Instruction
Leave out the pictures and transcribe the rest of the records exactly.

--- start of Listed records ---

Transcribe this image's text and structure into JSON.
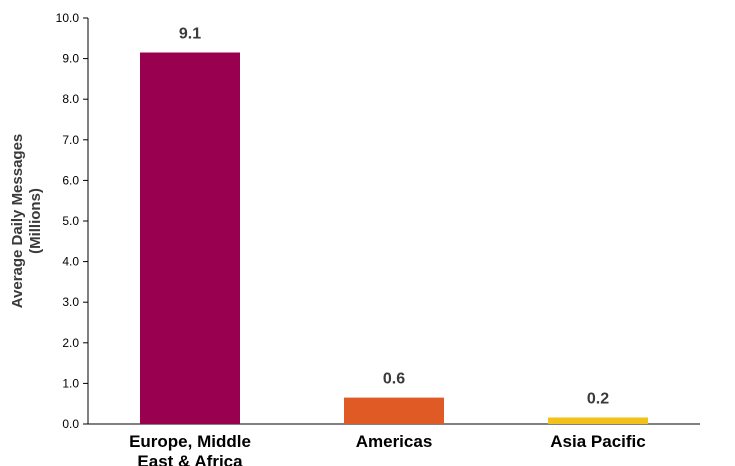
{
  "chart_data": {
    "type": "bar",
    "title": "",
    "ylabel": [
      "Average Daily Messages",
      "(Millions)"
    ],
    "xlabel": "",
    "ylim": [
      0,
      10
    ],
    "yticks": [
      "0.0",
      "1.0",
      "2.0",
      "3.0",
      "4.0",
      "5.0",
      "6.0",
      "7.0",
      "8.0",
      "9.0",
      "10.0"
    ],
    "grid": false,
    "categories": [
      [
        "Europe, Middle",
        "East & Africa"
      ],
      [
        "Americas"
      ],
      [
        "Asia Pacific"
      ]
    ],
    "values": [
      9.15,
      0.65,
      0.16
    ],
    "value_labels": [
      "9.1",
      "0.6",
      "0.2"
    ],
    "colors": [
      "#990050",
      "#e05a26",
      "#f2c21b"
    ]
  }
}
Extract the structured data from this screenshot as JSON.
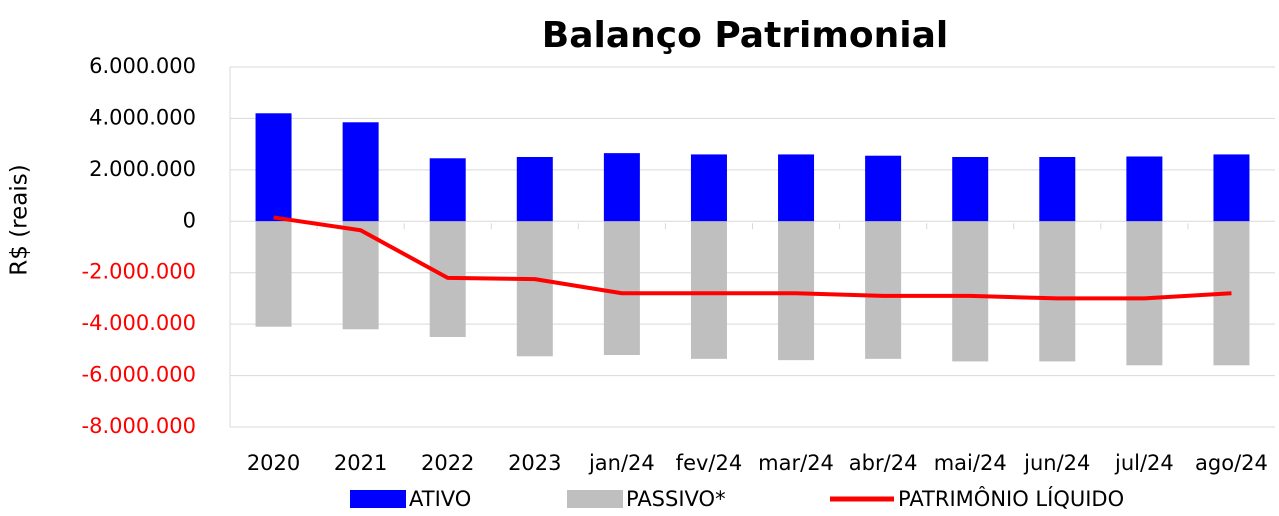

--- end of Listed records ---

Reply to the exercise
Transcribe this image's text and structure into JSON.
{
  "chart_data": {
    "type": "bar",
    "title": "",
    "ylabel": [
      "Average Daily Messages",
      "(Millions)"
    ],
    "xlabel": "",
    "ylim": [
      0,
      10
    ],
    "yticks": [
      "0.0",
      "1.0",
      "2.0",
      "3.0",
      "4.0",
      "5.0",
      "6.0",
      "7.0",
      "8.0",
      "9.0",
      "10.0"
    ],
    "grid": false,
    "categories": [
      [
        "Europe, Middle",
        "East & Africa"
      ],
      [
        "Americas"
      ],
      [
        "Asia Pacific"
      ]
    ],
    "values": [
      9.15,
      0.65,
      0.16
    ],
    "value_labels": [
      "9.1",
      "0.6",
      "0.2"
    ],
    "colors": [
      "#990050",
      "#e05a26",
      "#f2c21b"
    ]
  }
}
Extract the structured data from this screenshot as JSON.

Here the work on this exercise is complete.